What is expected:
What follows is a listing to be transcribed exactly.

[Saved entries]

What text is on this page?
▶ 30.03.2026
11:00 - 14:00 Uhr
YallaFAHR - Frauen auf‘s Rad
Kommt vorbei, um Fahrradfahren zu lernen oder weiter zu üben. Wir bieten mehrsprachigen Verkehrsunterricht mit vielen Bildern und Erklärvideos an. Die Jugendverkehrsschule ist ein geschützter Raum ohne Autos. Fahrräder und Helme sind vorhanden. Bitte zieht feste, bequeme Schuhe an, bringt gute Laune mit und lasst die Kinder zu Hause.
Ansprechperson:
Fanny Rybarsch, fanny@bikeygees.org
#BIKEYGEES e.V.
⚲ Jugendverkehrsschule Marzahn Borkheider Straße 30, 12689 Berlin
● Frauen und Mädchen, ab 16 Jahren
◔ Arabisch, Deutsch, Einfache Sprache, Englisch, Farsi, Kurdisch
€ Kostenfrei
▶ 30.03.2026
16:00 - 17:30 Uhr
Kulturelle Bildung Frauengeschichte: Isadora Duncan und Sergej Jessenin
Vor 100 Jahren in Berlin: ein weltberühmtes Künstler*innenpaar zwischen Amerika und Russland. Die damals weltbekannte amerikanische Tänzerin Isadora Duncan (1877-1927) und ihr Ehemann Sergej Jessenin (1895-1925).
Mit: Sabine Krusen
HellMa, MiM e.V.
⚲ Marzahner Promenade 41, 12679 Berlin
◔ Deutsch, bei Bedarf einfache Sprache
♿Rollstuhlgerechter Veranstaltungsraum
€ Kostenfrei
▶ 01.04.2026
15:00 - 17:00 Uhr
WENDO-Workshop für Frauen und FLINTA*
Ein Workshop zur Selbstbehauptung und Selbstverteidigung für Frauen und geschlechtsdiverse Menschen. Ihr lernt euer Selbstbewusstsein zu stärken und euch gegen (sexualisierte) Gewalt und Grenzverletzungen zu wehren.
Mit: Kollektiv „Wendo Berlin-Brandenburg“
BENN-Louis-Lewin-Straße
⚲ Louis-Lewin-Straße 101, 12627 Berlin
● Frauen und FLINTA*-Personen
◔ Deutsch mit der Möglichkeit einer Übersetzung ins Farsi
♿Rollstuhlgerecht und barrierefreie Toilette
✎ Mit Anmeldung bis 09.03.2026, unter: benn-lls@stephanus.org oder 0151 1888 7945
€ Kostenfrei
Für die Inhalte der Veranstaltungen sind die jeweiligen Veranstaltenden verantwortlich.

Exercise response:
What text is on this page?
▶ 30.03.2026
11:00 - 14:00 Uhr
YallaFAHR - Frauen auf‘s Rad
Kommt vorbei, um Fahrradfahren zu lernen oder weiter zu üben. Wir bieten mehrsprachigen Verkehrsunterricht mit vielen Bildern und Erklärvideos an. Die Jugendverkehrsschule ist ein geschützter Raum ohne Autos. Fahrräder und Helme sind vorhanden. Bitte zieht feste, bequeme Schuhe an, bringt gute Laune mit und lasst die Kinder zu Hause.
Ansprechperson:
Fanny Rybarsch, fanny@bikeygees.org
#BIKEYGEES e.V.
⚲ Jugendverkehrsschule Marzahn Borkheider Straße 30, 12689 Berlin
● Frauen und Mädchen, ab 16 Jahren
◔ Arabisch, Deutsch, Einfache Sprache, Englisch, Farsi, Kurdisch
€ Kostenfrei
▶ 30.03.2026
16:00 - 17:30 Uhr
Kulturelle Bildung Frauengeschichte: Isadora Duncan und Sergej Jessenin
Vor 100 Jahren in Berlin: ein weltberühmtes Künstler*innenpaar zwischen Amerika und Russland. Die damals weltbekannte amerikanische Tänzerin Isadora Duncan (1877-1927) und ihr Ehemann Sergej Jessenin (1895-1925).
Mit: Sabine Krusen
HellMa, MiM e.V.
⚲ Marzahner Promenade 41, 12679 Berlin
◔ Deutsch, bei Bedarf einfache Sprache
♿Rollstuhlgerechter Veranstaltungsraum
€ Kostenfrei
▶ 01.04.2026
15:00 - 17:00 Uhr
WENDO-Workshop für Frauen und FLINTA*
Ein Workshop zur Selbstbehauptung und Selbstverteidigung für Frauen und geschlechtsdiverse Menschen. Ihr lernt euer Selbstbewusstsein zu stärken und euch gegen (sexualisierte) Gewalt und Grenzverletzungen zu wehren.
Mit: Kollektiv „Wendo Berlin-Brandenburg“
BENN-Louis-Lewin-Straße
⚲ Louis-Lewin-Straße 101, 12627 Berlin
● Frauen und FLINTA*-Personen
◔ Deutsch mit der Möglichkeit einer Übersetzung ins Farsi
♿Rollstuhlgerecht und barrierefreie Toilette
✎ Mit Anmeldung bis 09.03.2026, unter: benn-lls@stephanus.org oder 0151 1888 7945
€ Kostenfrei
Für die Inhalte der Veranstaltungen sind die jeweiligen Veranstaltenden verantwortlich.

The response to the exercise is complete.